EXERCISE TASK:
From the entries that follow, pick out all lines holding "right".

(Dataset rows)
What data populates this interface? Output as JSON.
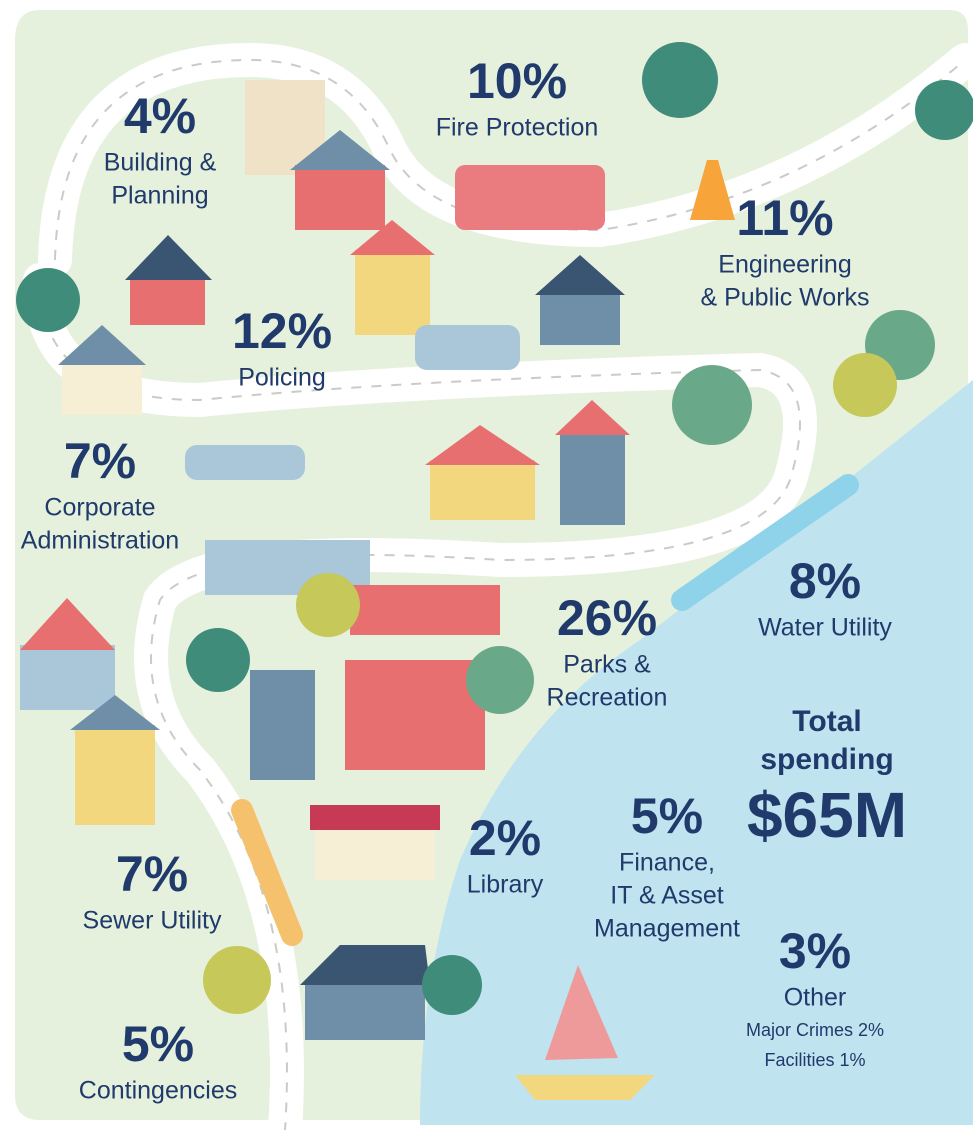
{
  "items": [
    {
      "percent": "4%",
      "label": [
        "Building &",
        "Planning"
      ]
    },
    {
      "percent": "10%",
      "label": [
        "Fire Protection"
      ]
    },
    {
      "percent": "11%",
      "label": [
        "Engineering",
        "& Public Works"
      ]
    },
    {
      "percent": "12%",
      "label": [
        "Policing"
      ]
    },
    {
      "percent": "7%",
      "label": [
        "Corporate",
        "Administration"
      ]
    },
    {
      "percent": "26%",
      "label": [
        "Parks &",
        "Recreation"
      ]
    },
    {
      "percent": "8%",
      "label": [
        "Water Utility"
      ]
    },
    {
      "percent": "5%",
      "label": [
        "Finance,",
        "IT & Asset",
        "Management"
      ]
    },
    {
      "percent": "2%",
      "label": [
        "Library"
      ]
    },
    {
      "percent": "7%",
      "label": [
        "Sewer Utility"
      ]
    },
    {
      "percent": "3%",
      "label": [
        "Other"
      ],
      "breakdown": [
        "Major Crimes 2%",
        "Facilities 1%"
      ]
    },
    {
      "percent": "5%",
      "label": [
        "Contingencies"
      ]
    }
  ],
  "total": {
    "heading": [
      "Total",
      "spending"
    ],
    "amount": "$65M"
  }
}
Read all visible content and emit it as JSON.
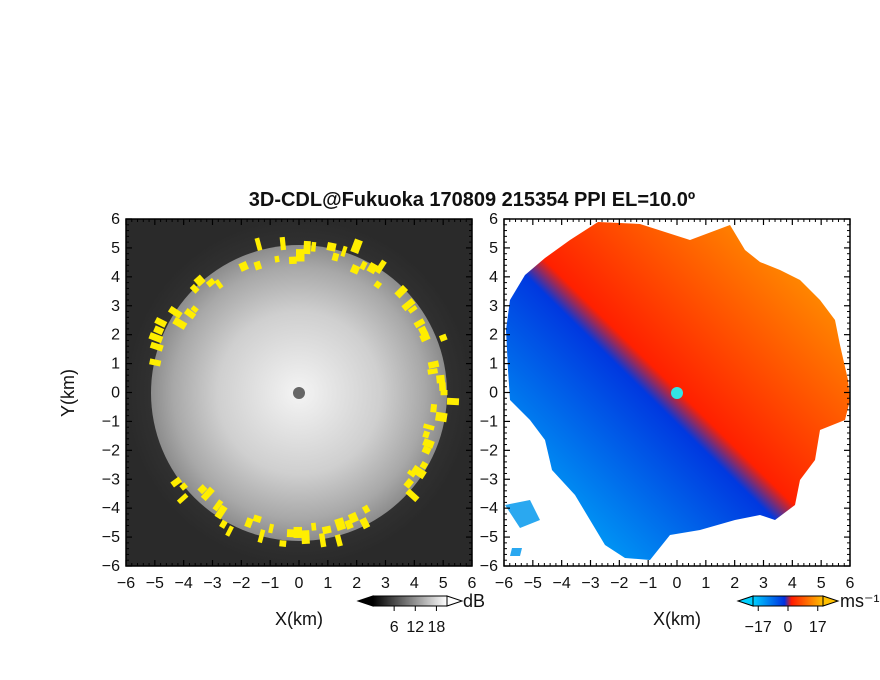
{
  "title": "3D-CDL@Fukuoka 170809 215354 PPI EL=10.0º",
  "chart_data": [
    {
      "type": "heatmap",
      "panel": "left",
      "quantity": "backscatter intensity",
      "xlabel": "X(km)",
      "ylabel": "Y(km)",
      "xlim": [
        -6,
        6
      ],
      "ylim": [
        -6,
        6
      ],
      "xticks": [
        "−6",
        "−5",
        "−4",
        "−3",
        "−2",
        "−1",
        "0",
        "1",
        "2",
        "3",
        "4",
        "5",
        "6"
      ],
      "yticks": [
        "6",
        "5",
        "4",
        "3",
        "2",
        "1",
        "0",
        "−1",
        "−2",
        "−3",
        "−4",
        "−5",
        "−6"
      ],
      "colorscale": "grayscale",
      "colorbar": {
        "unit": "dB",
        "ticks": [
          "6",
          "12",
          "18"
        ],
        "range": [
          0,
          21
        ]
      },
      "highlight_color": "#ffee00",
      "center_marker_color": "#666666",
      "echo_radius_km": 5.0
    },
    {
      "type": "heatmap",
      "panel": "right",
      "quantity": "Doppler velocity",
      "xlabel": "X(km)",
      "xlim": [
        -6,
        6
      ],
      "ylim": [
        -6,
        6
      ],
      "xticks": [
        "−6",
        "−5",
        "−4",
        "−3",
        "−2",
        "−1",
        "0",
        "1",
        "2",
        "3",
        "4",
        "5",
        "6"
      ],
      "colorscale": "blue-red diverging",
      "colorbar": {
        "unit": "ms⁻¹",
        "ticks": [
          "−17",
          "0",
          "17"
        ],
        "range": [
          -20,
          20
        ]
      },
      "center_marker_color": "#33e5e5"
    }
  ],
  "colors": {
    "axis": "#000000",
    "velocity_neg_far": "#00c8ff",
    "velocity_neg_near": "#0028d8",
    "velocity_pos_near": "#ff1400",
    "velocity_pos_far": "#ffb400"
  }
}
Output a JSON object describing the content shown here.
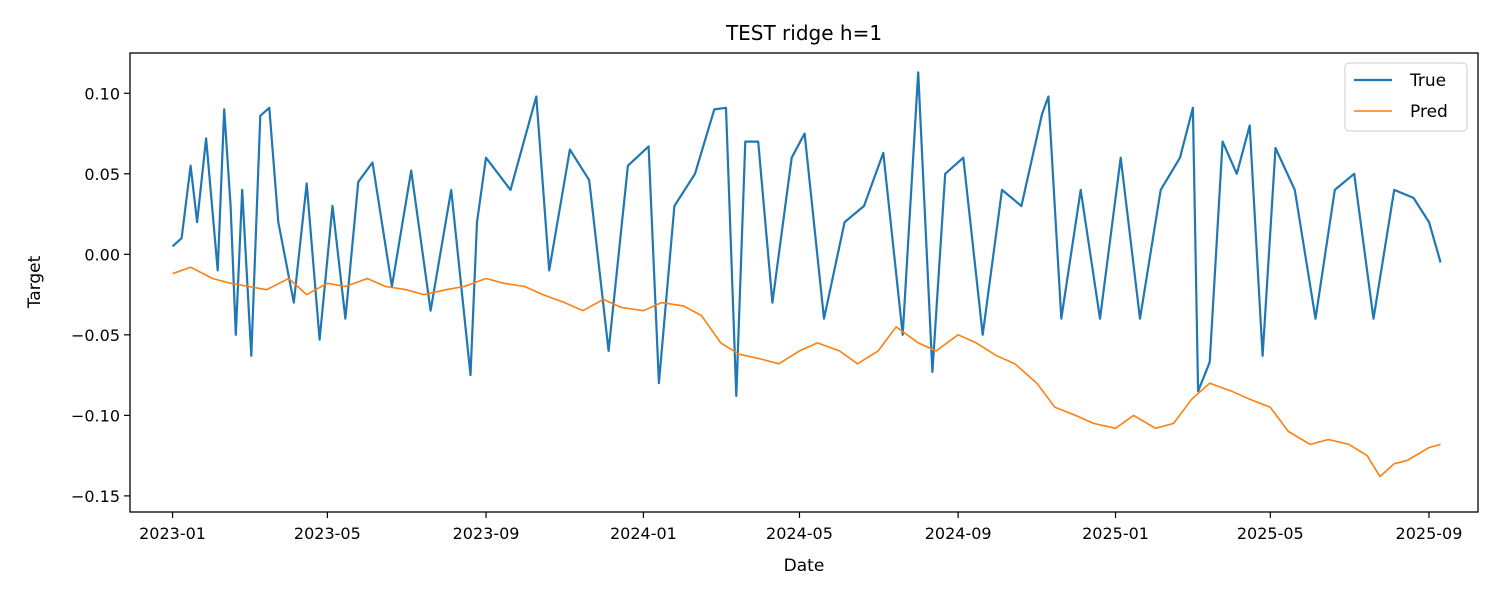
{
  "chart_data": {
    "type": "line",
    "title": "TEST ridge h=1",
    "xlabel": "Date",
    "ylabel": "Target",
    "x_range": [
      "2022-11-29",
      "2025-10-09"
    ],
    "ylim": [
      -0.16,
      0.125
    ],
    "grid": false,
    "legend_position": "upper right",
    "x_ticks": [
      "2023-01",
      "2023-05",
      "2023-09",
      "2024-01",
      "2024-05",
      "2024-09",
      "2025-01",
      "2025-05",
      "2025-09"
    ],
    "y_ticks": [
      0.1,
      0.05,
      0.0,
      -0.05,
      -0.1,
      -0.15
    ],
    "y_tick_labels": [
      "0.10",
      "0.05",
      "0.00",
      "−0.05",
      "−0.10",
      "−0.15"
    ],
    "series": [
      {
        "name": "True",
        "color": "#1f77b4",
        "x": [
          "2023-01-01",
          "2023-01-08",
          "2023-01-15",
          "2023-01-20",
          "2023-01-27",
          "2023-02-05",
          "2023-02-10",
          "2023-02-15",
          "2023-02-19",
          "2023-02-24",
          "2023-03-03",
          "2023-03-10",
          "2023-03-17",
          "2023-03-24",
          "2023-04-05",
          "2023-04-15",
          "2023-04-25",
          "2023-05-05",
          "2023-05-15",
          "2023-05-25",
          "2023-06-05",
          "2023-06-20",
          "2023-07-05",
          "2023-07-20",
          "2023-08-05",
          "2023-08-20",
          "2023-08-25",
          "2023-09-01",
          "2023-09-20",
          "2023-10-10",
          "2023-10-20",
          "2023-11-05",
          "2023-11-20",
          "2023-12-05",
          "2023-12-20",
          "2024-01-05",
          "2024-01-13",
          "2024-01-25",
          "2024-02-10",
          "2024-02-25",
          "2024-03-05",
          "2024-03-13",
          "2024-03-20",
          "2024-03-30",
          "2024-04-10",
          "2024-04-25",
          "2024-05-05",
          "2024-05-20",
          "2024-06-05",
          "2024-06-20",
          "2024-07-05",
          "2024-07-20",
          "2024-08-01",
          "2024-08-12",
          "2024-08-22",
          "2024-09-05",
          "2024-09-20",
          "2024-10-05",
          "2024-10-20",
          "2024-11-05",
          "2024-11-10",
          "2024-11-20",
          "2024-12-05",
          "2024-12-20",
          "2025-01-05",
          "2025-01-20",
          "2025-02-05",
          "2025-02-20",
          "2025-03-02",
          "2025-03-06",
          "2025-03-15",
          "2025-03-25",
          "2025-04-05",
          "2025-04-15",
          "2025-04-25",
          "2025-05-05",
          "2025-05-20",
          "2025-06-05",
          "2025-06-20",
          "2025-07-05",
          "2025-07-20",
          "2025-08-05",
          "2025-08-20",
          "2025-09-01",
          "2025-09-10"
        ],
        "values": [
          0.005,
          0.01,
          0.055,
          0.02,
          0.072,
          -0.01,
          0.09,
          0.03,
          -0.05,
          0.04,
          -0.063,
          0.086,
          0.091,
          0.02,
          -0.03,
          0.044,
          -0.053,
          0.03,
          -0.04,
          0.045,
          0.057,
          -0.02,
          0.052,
          -0.035,
          0.04,
          -0.075,
          0.02,
          0.06,
          0.04,
          0.098,
          -0.01,
          0.065,
          0.046,
          -0.06,
          0.055,
          0.067,
          -0.08,
          0.03,
          0.05,
          0.09,
          0.091,
          -0.088,
          0.07,
          0.07,
          -0.03,
          0.06,
          0.075,
          -0.04,
          0.02,
          0.03,
          0.063,
          -0.05,
          0.113,
          -0.073,
          0.05,
          0.06,
          -0.05,
          0.04,
          0.03,
          0.087,
          0.098,
          -0.04,
          0.04,
          -0.04,
          0.06,
          -0.04,
          0.04,
          0.06,
          0.091,
          -0.085,
          -0.067,
          0.07,
          0.05,
          0.08,
          -0.063,
          0.066,
          0.04,
          -0.04,
          0.04,
          0.05,
          -0.04,
          0.04,
          0.035,
          0.02,
          -0.005
        ]
      },
      {
        "name": "Pred",
        "color": "#ff7f0e",
        "x": [
          "2023-01-01",
          "2023-01-15",
          "2023-02-01",
          "2023-02-15",
          "2023-03-01",
          "2023-03-15",
          "2023-04-01",
          "2023-04-15",
          "2023-05-01",
          "2023-05-15",
          "2023-06-01",
          "2023-06-15",
          "2023-07-01",
          "2023-07-15",
          "2023-08-01",
          "2023-08-15",
          "2023-09-01",
          "2023-09-15",
          "2023-10-01",
          "2023-10-15",
          "2023-11-01",
          "2023-11-15",
          "2023-12-01",
          "2023-12-15",
          "2024-01-01",
          "2024-01-15",
          "2024-02-01",
          "2024-02-15",
          "2024-03-01",
          "2024-03-15",
          "2024-04-01",
          "2024-04-15",
          "2024-05-01",
          "2024-05-15",
          "2024-06-01",
          "2024-06-15",
          "2024-07-01",
          "2024-07-15",
          "2024-08-01",
          "2024-08-15",
          "2024-09-01",
          "2024-09-15",
          "2024-10-01",
          "2024-10-15",
          "2024-11-01",
          "2024-11-15",
          "2024-12-01",
          "2024-12-15",
          "2025-01-01",
          "2025-01-15",
          "2025-02-01",
          "2025-02-15",
          "2025-03-01",
          "2025-03-15",
          "2025-04-01",
          "2025-04-15",
          "2025-05-01",
          "2025-05-15",
          "2025-06-01",
          "2025-06-15",
          "2025-07-01",
          "2025-07-15",
          "2025-07-25",
          "2025-08-05",
          "2025-08-15",
          "2025-09-01",
          "2025-09-10"
        ],
        "values": [
          -0.012,
          -0.008,
          -0.015,
          -0.018,
          -0.02,
          -0.022,
          -0.015,
          -0.025,
          -0.018,
          -0.02,
          -0.015,
          -0.02,
          -0.022,
          -0.025,
          -0.022,
          -0.02,
          -0.015,
          -0.018,
          -0.02,
          -0.025,
          -0.03,
          -0.035,
          -0.028,
          -0.033,
          -0.035,
          -0.03,
          -0.032,
          -0.038,
          -0.055,
          -0.062,
          -0.065,
          -0.068,
          -0.06,
          -0.055,
          -0.06,
          -0.068,
          -0.06,
          -0.045,
          -0.055,
          -0.06,
          -0.05,
          -0.055,
          -0.063,
          -0.068,
          -0.08,
          -0.095,
          -0.1,
          -0.105,
          -0.108,
          -0.1,
          -0.108,
          -0.105,
          -0.09,
          -0.08,
          -0.085,
          -0.09,
          -0.095,
          -0.11,
          -0.118,
          -0.115,
          -0.118,
          -0.125,
          -0.138,
          -0.13,
          -0.128,
          -0.12,
          -0.118
        ]
      }
    ]
  }
}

RESPONSE BELOW:
      "panel": "right",
    "legend_position": "upper right",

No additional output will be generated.